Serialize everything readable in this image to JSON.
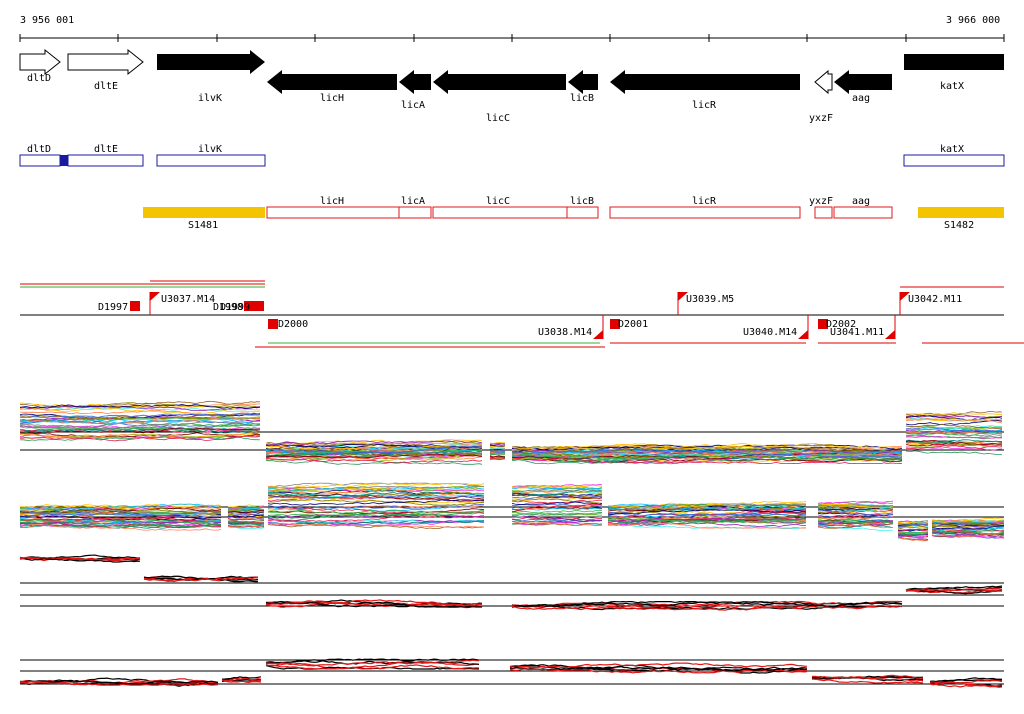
{
  "coordinates": {
    "start_label": "3 956 001",
    "end_label": "3 966 000"
  },
  "gene_arrows": [
    {
      "name": "dltD",
      "style": "open",
      "dir": "right",
      "label": "dltD"
    },
    {
      "name": "dltE",
      "style": "open",
      "dir": "right",
      "label": "dltE"
    },
    {
      "name": "ilvK",
      "style": "solid",
      "dir": "right",
      "label": "ilvK"
    },
    {
      "name": "licH",
      "style": "solid",
      "dir": "left",
      "label": "licH"
    },
    {
      "name": "licA",
      "style": "solid",
      "dir": "left",
      "label": "licA"
    },
    {
      "name": "licC",
      "style": "solid",
      "dir": "left",
      "label": "licC"
    },
    {
      "name": "licB",
      "style": "solid",
      "dir": "left",
      "label": "licB"
    },
    {
      "name": "licR",
      "style": "solid",
      "dir": "left",
      "label": "licR"
    },
    {
      "name": "yxzF",
      "style": "open",
      "dir": "left",
      "label": "yxzF"
    },
    {
      "name": "aag",
      "style": "solid",
      "dir": "left",
      "label": "aag"
    },
    {
      "name": "katX",
      "style": "solid",
      "dir": "left",
      "label": "katX"
    }
  ],
  "blue_track": [
    {
      "name": "dltD",
      "label": "dltD"
    },
    {
      "name": "dltE",
      "label": "dltE"
    },
    {
      "name": "ilvK",
      "label": "ilvK"
    },
    {
      "name": "katX",
      "label": "katX"
    }
  ],
  "red_track": [
    {
      "name": "licH",
      "label": "licH"
    },
    {
      "name": "licA",
      "label": "licA"
    },
    {
      "name": "licC",
      "label": "licC"
    },
    {
      "name": "licB",
      "label": "licB"
    },
    {
      "name": "licR",
      "label": "licR"
    },
    {
      "name": "yxzF",
      "label": "yxzF"
    },
    {
      "name": "aag",
      "label": "aag"
    }
  ],
  "yellow_blocks": [
    {
      "name": "S1481",
      "label": "S1481"
    },
    {
      "name": "S1482",
      "label": "S1482"
    }
  ],
  "features": [
    {
      "name": "D1997",
      "label": "D1997"
    },
    {
      "name": "U3037",
      "label": "U3037.M14"
    },
    {
      "name": "D1998",
      "label": "D1998"
    },
    {
      "name": "D1999",
      "label": "D1999"
    },
    {
      "name": "D2000",
      "label": "D2000"
    },
    {
      "name": "U3038",
      "label": "U3038.M14"
    },
    {
      "name": "D2001",
      "label": "D2001"
    },
    {
      "name": "U3039",
      "label": "U3039.M5"
    },
    {
      "name": "U3040",
      "label": "U3040.M14"
    },
    {
      "name": "D2002",
      "label": "D2002"
    },
    {
      "name": "U3041",
      "label": "U3041.M11"
    },
    {
      "name": "U3042",
      "label": "U3042.M11"
    }
  ],
  "colors": {
    "gene_fill": "#000000",
    "blue_track": "#1a1aa0",
    "red_track": "#e01818",
    "yellow_block": "#f5c400",
    "feature_red": "#e00000",
    "green_line": "#30b030",
    "profile_palette": [
      "#e6194b",
      "#3cb44b",
      "#ffc000",
      "#4363d8",
      "#f58231",
      "#911eb4",
      "#46f0f0",
      "#f032e6",
      "#9ac020",
      "#008080",
      "#9a6324",
      "#800000",
      "#2a9a5a",
      "#808000",
      "#000075",
      "#808080",
      "#00c0ff",
      "#ff7f50"
    ]
  }
}
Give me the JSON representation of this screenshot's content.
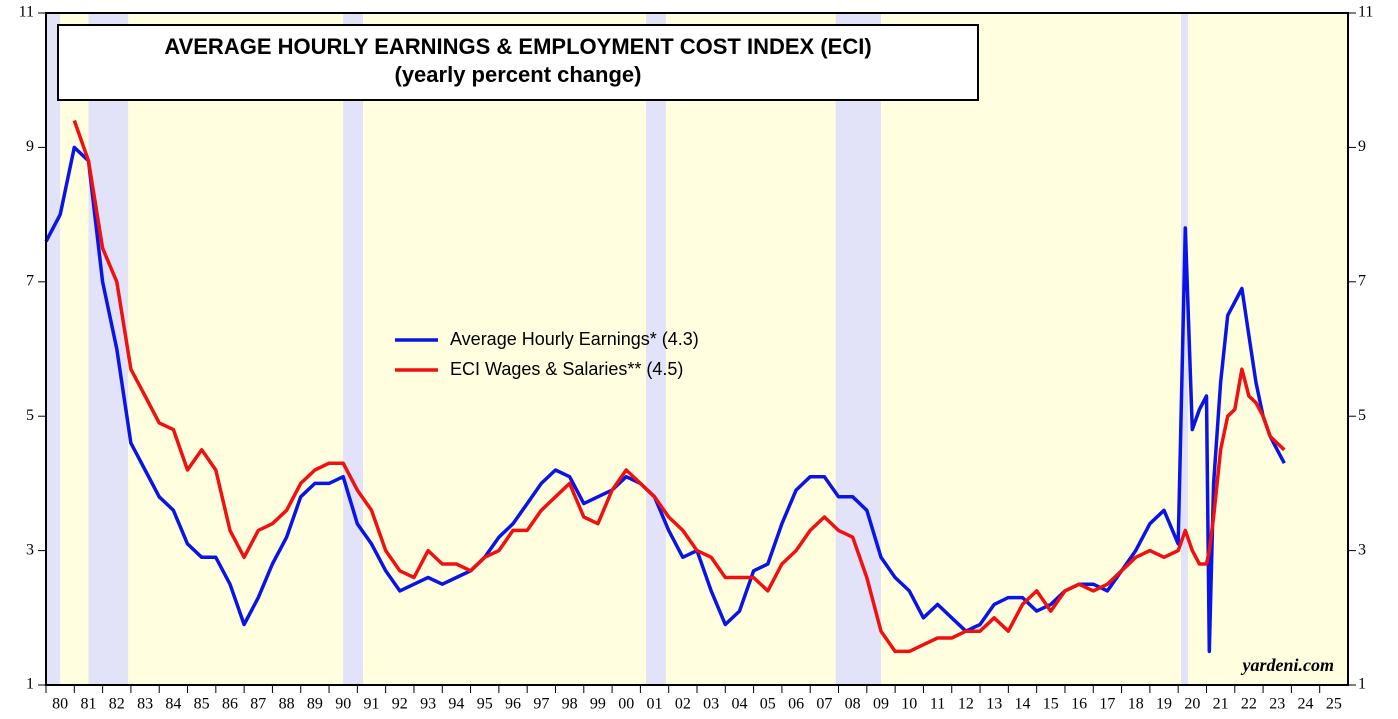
{
  "chart_data": {
    "type": "line",
    "title": "AVERAGE HOURLY EARNINGS & EMPLOYMENT COST INDEX (ECI)",
    "subtitle": "(yearly percent change)",
    "annotation": "yardeni.com",
    "x": [
      1980,
      1980.5,
      1981,
      1981.5,
      1982,
      1982.5,
      1983,
      1983.5,
      1984,
      1984.5,
      1985,
      1985.5,
      1986,
      1986.5,
      1987,
      1987.5,
      1988,
      1988.5,
      1989,
      1989.5,
      1990,
      1990.5,
      1991,
      1991.5,
      1992,
      1992.5,
      1993,
      1993.5,
      1994,
      1994.5,
      1995,
      1995.5,
      1996,
      1996.5,
      1997,
      1997.5,
      1998,
      1998.5,
      1999,
      1999.5,
      2000,
      2000.5,
      2001,
      2001.5,
      2002,
      2002.5,
      2003,
      2003.5,
      2004,
      2004.5,
      2005,
      2005.5,
      2006,
      2006.5,
      2007,
      2007.5,
      2008,
      2008.5,
      2009,
      2009.5,
      2010,
      2010.5,
      2011,
      2011.5,
      2012,
      2012.5,
      2013,
      2013.5,
      2014,
      2014.5,
      2015,
      2015.5,
      2016,
      2016.5,
      2017,
      2017.5,
      2018,
      2018.5,
      2019,
      2019.5,
      2020,
      2020.25,
      2020.5,
      2020.75,
      2021,
      2021.1,
      2021.25,
      2021.5,
      2021.75,
      2022,
      2022.25,
      2022.5,
      2022.75,
      2023,
      2023.25,
      2023.5,
      2023.75
    ],
    "series": [
      {
        "name": "Average Hourly Earnings* (4.3)",
        "color": "#0a14e6",
        "values": [
          7.6,
          8.0,
          9.0,
          8.8,
          7.0,
          6.0,
          4.6,
          4.2,
          3.8,
          3.6,
          3.1,
          2.9,
          2.9,
          2.5,
          1.9,
          2.3,
          2.8,
          3.2,
          3.8,
          4.0,
          4.0,
          4.1,
          3.4,
          3.1,
          2.7,
          2.4,
          2.5,
          2.6,
          2.5,
          2.6,
          2.7,
          2.9,
          3.2,
          3.4,
          3.7,
          4.0,
          4.2,
          4.1,
          3.7,
          3.8,
          3.9,
          4.1,
          4.0,
          3.8,
          3.3,
          2.9,
          3.0,
          2.4,
          1.9,
          2.1,
          2.7,
          2.8,
          3.4,
          3.9,
          4.1,
          4.1,
          3.8,
          3.8,
          3.6,
          2.9,
          2.6,
          2.4,
          2.0,
          2.2,
          2.0,
          1.8,
          1.9,
          2.2,
          2.3,
          2.3,
          2.1,
          2.2,
          2.4,
          2.5,
          2.5,
          2.4,
          2.7,
          3.0,
          3.4,
          3.6,
          3.1,
          7.8,
          4.8,
          5.1,
          5.3,
          1.5,
          4.0,
          5.5,
          6.5,
          6.7,
          6.9,
          6.2,
          5.5,
          5.0,
          4.7,
          4.5,
          4.3
        ]
      },
      {
        "name": "ECI Wages & Salaries** (4.5)",
        "color": "#f01010",
        "values": [
          null,
          null,
          9.4,
          8.8,
          7.5,
          7.0,
          5.7,
          5.3,
          4.9,
          4.8,
          4.2,
          4.5,
          4.2,
          3.3,
          2.9,
          3.3,
          3.4,
          3.6,
          4.0,
          4.2,
          4.3,
          4.3,
          3.9,
          3.6,
          3.0,
          2.7,
          2.6,
          3.0,
          2.8,
          2.8,
          2.7,
          2.9,
          3.0,
          3.3,
          3.3,
          3.6,
          3.8,
          4.0,
          3.5,
          3.4,
          3.9,
          4.2,
          4.0,
          3.8,
          3.5,
          3.3,
          3.0,
          2.9,
          2.6,
          2.6,
          2.6,
          2.4,
          2.8,
          3.0,
          3.3,
          3.5,
          3.3,
          3.2,
          2.6,
          1.8,
          1.5,
          1.5,
          1.6,
          1.7,
          1.7,
          1.8,
          1.8,
          2.0,
          1.8,
          2.2,
          2.4,
          2.1,
          2.4,
          2.5,
          2.4,
          2.5,
          2.7,
          2.9,
          3.0,
          2.9,
          3.0,
          3.3,
          3.0,
          2.8,
          2.8,
          3.0,
          3.5,
          4.5,
          5.0,
          5.1,
          5.7,
          5.3,
          5.2,
          5.0,
          4.7,
          4.6,
          4.5
        ]
      }
    ],
    "recessions": [
      [
        1980.0,
        1980.5
      ],
      [
        1981.5,
        1982.9
      ],
      [
        1990.5,
        1991.2
      ],
      [
        2001.2,
        2001.9
      ],
      [
        2007.9,
        2009.5
      ],
      [
        2020.1,
        2020.35
      ]
    ],
    "recession_color": "#e2e2f8",
    "background": "#ffffe0",
    "xlim": [
      1980,
      2026
    ],
    "ylim": [
      1,
      11
    ],
    "yticks": [
      1,
      3,
      5,
      7,
      9,
      11
    ],
    "xticks": [
      {
        "value": 1980.5,
        "label": "80"
      },
      {
        "value": 1981.5,
        "label": "81"
      },
      {
        "value": 1982.5,
        "label": "82"
      },
      {
        "value": 1983.5,
        "label": "83"
      },
      {
        "value": 1984.5,
        "label": "84"
      },
      {
        "value": 1985.5,
        "label": "85"
      },
      {
        "value": 1986.5,
        "label": "86"
      },
      {
        "value": 1987.5,
        "label": "87"
      },
      {
        "value": 1988.5,
        "label": "88"
      },
      {
        "value": 1989.5,
        "label": "89"
      },
      {
        "value": 1990.5,
        "label": "90"
      },
      {
        "value": 1991.5,
        "label": "91"
      },
      {
        "value": 1992.5,
        "label": "92"
      },
      {
        "value": 1993.5,
        "label": "93"
      },
      {
        "value": 1994.5,
        "label": "94"
      },
      {
        "value": 1995.5,
        "label": "95"
      },
      {
        "value": 1996.5,
        "label": "96"
      },
      {
        "value": 1997.5,
        "label": "97"
      },
      {
        "value": 1998.5,
        "label": "98"
      },
      {
        "value": 1999.5,
        "label": "99"
      },
      {
        "value": 2000.5,
        "label": "00"
      },
      {
        "value": 2001.5,
        "label": "01"
      },
      {
        "value": 2002.5,
        "label": "02"
      },
      {
        "value": 2003.5,
        "label": "03"
      },
      {
        "value": 2004.5,
        "label": "04"
      },
      {
        "value": 2005.5,
        "label": "05"
      },
      {
        "value": 2006.5,
        "label": "06"
      },
      {
        "value": 2007.5,
        "label": "07"
      },
      {
        "value": 2008.5,
        "label": "08"
      },
      {
        "value": 2009.5,
        "label": "09"
      },
      {
        "value": 2010.5,
        "label": "10"
      },
      {
        "value": 2011.5,
        "label": "11"
      },
      {
        "value": 2012.5,
        "label": "12"
      },
      {
        "value": 2013.5,
        "label": "13"
      },
      {
        "value": 2014.5,
        "label": "14"
      },
      {
        "value": 2015.5,
        "label": "15"
      },
      {
        "value": 2016.5,
        "label": "16"
      },
      {
        "value": 2017.5,
        "label": "17"
      },
      {
        "value": 2018.5,
        "label": "18"
      },
      {
        "value": 2019.5,
        "label": "19"
      },
      {
        "value": 2020.5,
        "label": "20"
      },
      {
        "value": 2021.5,
        "label": "21"
      },
      {
        "value": 2022.5,
        "label": "22"
      },
      {
        "value": 2023.5,
        "label": "23"
      },
      {
        "value": 2024.5,
        "label": "24"
      },
      {
        "value": 2025.5,
        "label": "25"
      }
    ]
  }
}
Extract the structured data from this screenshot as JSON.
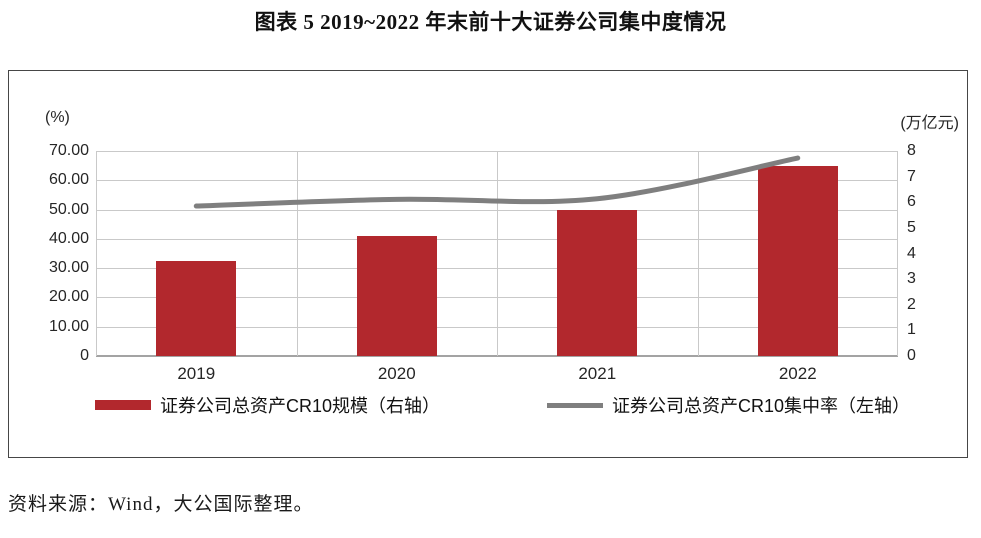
{
  "title": "图表 5 2019~2022 年末前十大证券公司集中度情况",
  "source_note": "资料来源：Wind，大公国际整理。",
  "chart_data": {
    "type": "combo",
    "categories": [
      "2019",
      "2020",
      "2021",
      "2022"
    ],
    "series": [
      {
        "name": "证券公司总资产CR10规模（右轴）",
        "type": "bar",
        "axis": "right",
        "unit": "万亿元",
        "values": [
          3.7,
          4.7,
          5.7,
          7.4
        ],
        "color": "#B2282D"
      },
      {
        "name": "证券公司总资产CR10集中率（左轴）",
        "type": "line",
        "axis": "left",
        "unit": "%",
        "values": [
          51.2,
          53.5,
          53.7,
          67.6
        ],
        "color": "#7F7F7F",
        "smooth": true
      }
    ],
    "left_axis": {
      "label": "(%)",
      "min": 0,
      "max": 70,
      "tick_labels": [
        "70.00",
        "60.00",
        "50.00",
        "40.00",
        "30.00",
        "20.00",
        "10.00",
        "0"
      ]
    },
    "right_axis": {
      "label": "(万亿元)",
      "min": 0,
      "max": 8,
      "tick_labels": [
        "8",
        "7",
        "6",
        "5",
        "4",
        "3",
        "2",
        "1",
        "0"
      ]
    },
    "grid": true,
    "legend_position": "bottom"
  }
}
+-------+
§ **WHAT THE EXERCISE ASKS**:
Copy every line of the records above that holds the word "this".

§ **TASK ANSWER**:
Serialize everything readable in this image to JSON.
Give me the JSON representation of this screenshot's content.
Extract the structured data from this screenshot as JSON.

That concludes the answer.